▸ **Exercise objective**
Say how many lines contain "Scenario", using only the number.

▸ **Data for processing**
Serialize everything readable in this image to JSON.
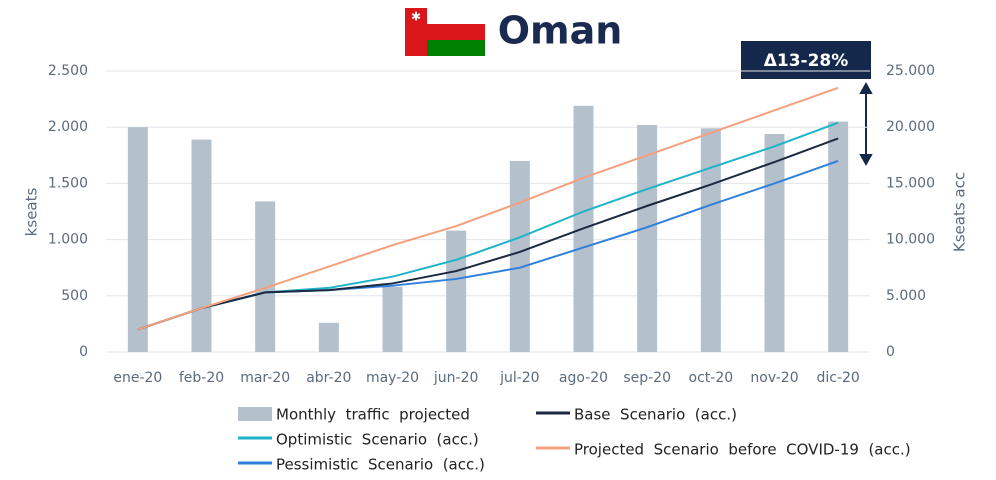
{
  "chart_data": {
    "type": "combo",
    "title": "Oman",
    "annotation": "Δ13-28%",
    "y_label": "kseats",
    "y2_label": "Kseats acc",
    "categories": [
      "ene-20",
      "feb-20",
      "mar-20",
      "abr-20",
      "may-20",
      "jun-20",
      "jul-20",
      "ago-20",
      "sep-20",
      "oct-20",
      "nov-20",
      "dic-20"
    ],
    "ylim": [
      0,
      2500
    ],
    "yticks": [
      0,
      500,
      {
        "value": 1000,
        "label": "1.000"
      },
      {
        "value": 1500,
        "label": "1.500"
      },
      {
        "value": 2000,
        "label": "2.000"
      },
      {
        "value": 2500,
        "label": "2.500"
      }
    ],
    "y2lim": [
      0,
      25000
    ],
    "y2ticks": [
      0,
      {
        "value": 5000,
        "label": "5.000"
      },
      {
        "value": 10000,
        "label": "10.000"
      },
      {
        "value": 15000,
        "label": "15.000"
      },
      {
        "value": 20000,
        "label": "20.000"
      },
      {
        "value": 25000,
        "label": "25.000"
      }
    ],
    "grid": true,
    "series": [
      {
        "name": "Monthly  traffic  projected",
        "type": "bar",
        "color": "#b4c0cc",
        "values": [
          2000,
          1890,
          1340,
          260,
          580,
          1080,
          1700,
          2190,
          2020,
          1990,
          1940,
          2050
        ]
      },
      {
        "name": "Optimistic  Scenario  (acc.)",
        "type": "line",
        "axis": "y2",
        "color": "#1fb3c8",
        "values": [
          2000,
          3900,
          5300,
          5700,
          6700,
          8200,
          10200,
          12500,
          14500,
          16400,
          18300,
          20400
        ]
      },
      {
        "name": "Pessimistic  Scenario  (acc.)",
        "type": "line",
        "axis": "y2",
        "color": "#2f7fdc",
        "values": [
          2000,
          3900,
          5300,
          5500,
          5900,
          6500,
          7500,
          9300,
          11100,
          13100,
          15000,
          17000
        ]
      },
      {
        "name": "Base  Scenario  (acc.)",
        "type": "line",
        "axis": "y2",
        "color": "#1b2a41",
        "values": [
          2000,
          3900,
          5300,
          5500,
          6100,
          7200,
          8900,
          11000,
          13000,
          14900,
          16900,
          19000
        ]
      },
      {
        "name": "Projected  Scenario  before  COVID-19  (acc.)",
        "type": "line",
        "axis": "y2",
        "color": "#f4a07e",
        "values": [
          2000,
          3900,
          5700,
          7600,
          9500,
          11200,
          13300,
          15500,
          17500,
          19500,
          21500,
          23500
        ]
      }
    ]
  }
}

▸ **Task result**
4